**CHALLENGE:** Please transcribe the data below exactly. Leave the pictures out.

**DATA LINES:**
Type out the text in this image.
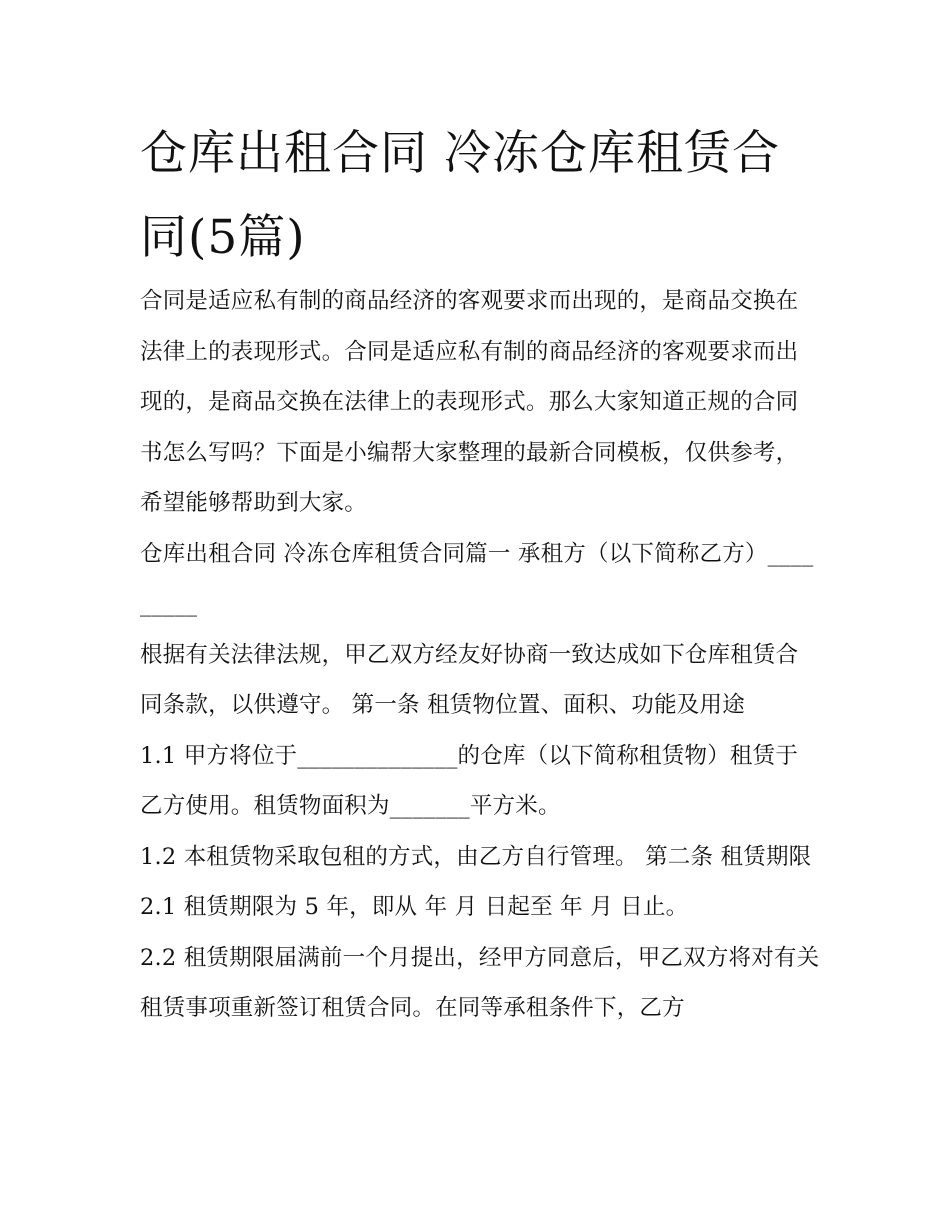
仓库出租合同 冷冻仓库租赁合同(5篇)

合同是适应私有制的商品经济的客观要求而出现的，是商品交换在法律上的表现形式。合同是适应私有制的商品经济的客观要求而出现的，是商品交换在法律上的表现形式。那么大家知道正规的合同书怎么写吗？下面是小编帮大家整理的最新合同模板，仅供参考，希望能够帮助到大家。

仓库出租合同 冷冻仓库租赁合同篇一 承租方（以下简称乙方）_________

根据有关法律法规，甲乙双方经友好协商一致达成如下仓库租赁合同条款，以供遵守。 第一条 租赁物位置、面积、功能及用途

1.1 甲方将位于______________的仓库（以下简称租赁物）租赁于乙方使用。租赁物面积为_______平方米。

1.2 本租赁物采取包租的方式，由乙方自行管理。 第二条 租赁期限 2.1 租赁期限为 5 年，即从 年 月 日起至 年 月 日止。

2.2 租赁期限届满前一个月提出，经甲方同意后，甲乙双方将对有关租赁事项重新签订租赁合同。在同等承租条件下，乙方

**WRITTEN RESPONSE:**
Type out the text in this image.
仓库出租合同 冷冻仓库租赁合同(5篇)

合同是适应私有制的商品经济的客观要求而出现的，是商品交换在法律上的表现形式。合同是适应私有制的商品经济的客观要求而出现的，是商品交换在法律上的表现形式。那么大家知道正规的合同书怎么写吗？下面是小编帮大家整理的最新合同模板，仅供参考，希望能够帮助到大家。

仓库出租合同 冷冻仓库租赁合同篇一 承租方（以下简称乙方）_________

根据有关法律法规，甲乙双方经友好协商一致达成如下仓库租赁合同条款，以供遵守。 第一条 租赁物位置、面积、功能及用途

1.1 甲方将位于______________的仓库（以下简称租赁物）租赁于乙方使用。租赁物面积为_______平方米。

1.2 本租赁物采取包租的方式，由乙方自行管理。 第二条 租赁期限 2.1 租赁期限为 5 年，即从 年 月 日起至 年 月 日止。

2.2 租赁期限届满前一个月提出，经甲方同意后，甲乙双方将对有关租赁事项重新签订租赁合同。在同等承租条件下，乙方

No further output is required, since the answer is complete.